Objective: Make an exact copy of the lines below.

Extracted information:
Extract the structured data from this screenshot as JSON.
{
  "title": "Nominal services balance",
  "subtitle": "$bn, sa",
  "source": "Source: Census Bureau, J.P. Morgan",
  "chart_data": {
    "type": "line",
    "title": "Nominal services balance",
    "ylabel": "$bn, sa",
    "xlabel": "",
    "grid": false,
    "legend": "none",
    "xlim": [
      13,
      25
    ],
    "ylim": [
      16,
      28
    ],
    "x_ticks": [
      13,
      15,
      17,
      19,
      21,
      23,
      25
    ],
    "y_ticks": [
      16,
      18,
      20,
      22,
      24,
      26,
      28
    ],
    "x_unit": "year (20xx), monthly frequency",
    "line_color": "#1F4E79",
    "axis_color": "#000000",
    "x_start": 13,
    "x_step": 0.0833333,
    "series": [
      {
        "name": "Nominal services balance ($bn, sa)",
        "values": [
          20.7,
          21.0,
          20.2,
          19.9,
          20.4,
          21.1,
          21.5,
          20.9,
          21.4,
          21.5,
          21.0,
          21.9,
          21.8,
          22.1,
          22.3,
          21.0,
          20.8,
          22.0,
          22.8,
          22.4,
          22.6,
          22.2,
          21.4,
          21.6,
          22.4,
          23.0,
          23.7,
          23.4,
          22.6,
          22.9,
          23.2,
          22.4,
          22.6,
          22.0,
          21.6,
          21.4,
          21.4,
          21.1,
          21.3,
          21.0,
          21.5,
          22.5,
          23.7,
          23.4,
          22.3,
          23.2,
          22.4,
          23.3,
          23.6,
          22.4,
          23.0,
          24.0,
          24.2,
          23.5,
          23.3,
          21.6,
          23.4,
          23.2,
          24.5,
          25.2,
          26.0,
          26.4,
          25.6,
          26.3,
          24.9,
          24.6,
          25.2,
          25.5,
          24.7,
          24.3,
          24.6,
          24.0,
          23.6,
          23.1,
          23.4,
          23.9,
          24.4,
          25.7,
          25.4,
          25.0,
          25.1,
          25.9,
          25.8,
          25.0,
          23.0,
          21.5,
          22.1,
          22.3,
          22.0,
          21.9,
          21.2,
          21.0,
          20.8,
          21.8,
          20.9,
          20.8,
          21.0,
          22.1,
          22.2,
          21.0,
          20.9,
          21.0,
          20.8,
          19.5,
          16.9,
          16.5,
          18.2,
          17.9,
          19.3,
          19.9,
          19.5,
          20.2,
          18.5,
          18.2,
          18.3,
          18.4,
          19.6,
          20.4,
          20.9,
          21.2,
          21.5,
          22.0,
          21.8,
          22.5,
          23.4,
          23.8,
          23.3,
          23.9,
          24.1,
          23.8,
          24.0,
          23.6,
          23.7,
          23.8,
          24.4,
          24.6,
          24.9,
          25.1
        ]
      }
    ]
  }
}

Right answer:
Extract the structured data from this screenshot as JSON.
{
  "title": "Nominal services balance",
  "subtitle": "$bn, sa",
  "source": "Source: Census Bureau, J.P. Morgan",
  "chart_data": {
    "type": "line",
    "title": "Nominal services balance",
    "ylabel": "$bn, sa",
    "xlabel": "",
    "grid": false,
    "legend": "none",
    "xlim": [
      13,
      25
    ],
    "ylim": [
      16,
      28
    ],
    "x_ticks": [
      13,
      15,
      17,
      19,
      21,
      23,
      25
    ],
    "y_ticks": [
      16,
      18,
      20,
      22,
      24,
      26,
      28
    ],
    "x_unit": "year (20xx), monthly frequency",
    "line_color": "#1F4E79",
    "axis_color": "#000000",
    "x_start": 13,
    "x_step": 0.0833333,
    "series": [
      {
        "name": "Nominal services balance ($bn, sa)",
        "values": [
          20.7,
          21.0,
          20.2,
          19.9,
          20.4,
          21.1,
          21.5,
          20.9,
          21.4,
          21.5,
          21.0,
          21.9,
          21.8,
          22.1,
          22.3,
          21.0,
          20.8,
          22.0,
          22.8,
          22.4,
          22.6,
          22.2,
          21.4,
          21.6,
          22.4,
          23.0,
          23.7,
          23.4,
          22.6,
          22.9,
          23.2,
          22.4,
          22.6,
          22.0,
          21.6,
          21.4,
          21.4,
          21.1,
          21.3,
          21.0,
          21.5,
          22.5,
          23.7,
          23.4,
          22.3,
          23.2,
          22.4,
          23.3,
          23.6,
          22.4,
          23.0,
          24.0,
          24.2,
          23.5,
          23.3,
          21.6,
          23.4,
          23.2,
          24.5,
          25.2,
          26.0,
          26.4,
          25.6,
          26.3,
          24.9,
          24.6,
          25.2,
          25.5,
          24.7,
          24.3,
          24.6,
          24.0,
          23.6,
          23.1,
          23.4,
          23.9,
          24.4,
          25.7,
          25.4,
          25.0,
          25.1,
          25.9,
          25.8,
          25.0,
          23.0,
          21.5,
          22.1,
          22.3,
          22.0,
          21.9,
          21.2,
          21.0,
          20.8,
          21.8,
          20.9,
          20.8,
          21.0,
          22.1,
          22.2,
          21.0,
          20.9,
          21.0,
          20.8,
          19.5,
          16.9,
          16.5,
          18.2,
          17.9,
          19.3,
          19.9,
          19.5,
          20.2,
          18.5,
          18.2,
          18.3,
          18.4,
          19.6,
          20.4,
          20.9,
          21.2,
          21.5,
          22.0,
          21.8,
          22.5,
          23.4,
          23.8,
          23.3,
          23.9,
          24.1,
          23.8,
          24.0,
          23.6,
          23.7,
          23.8,
          24.4,
          24.6,
          24.9,
          25.1
        ]
      }
    ]
  }
}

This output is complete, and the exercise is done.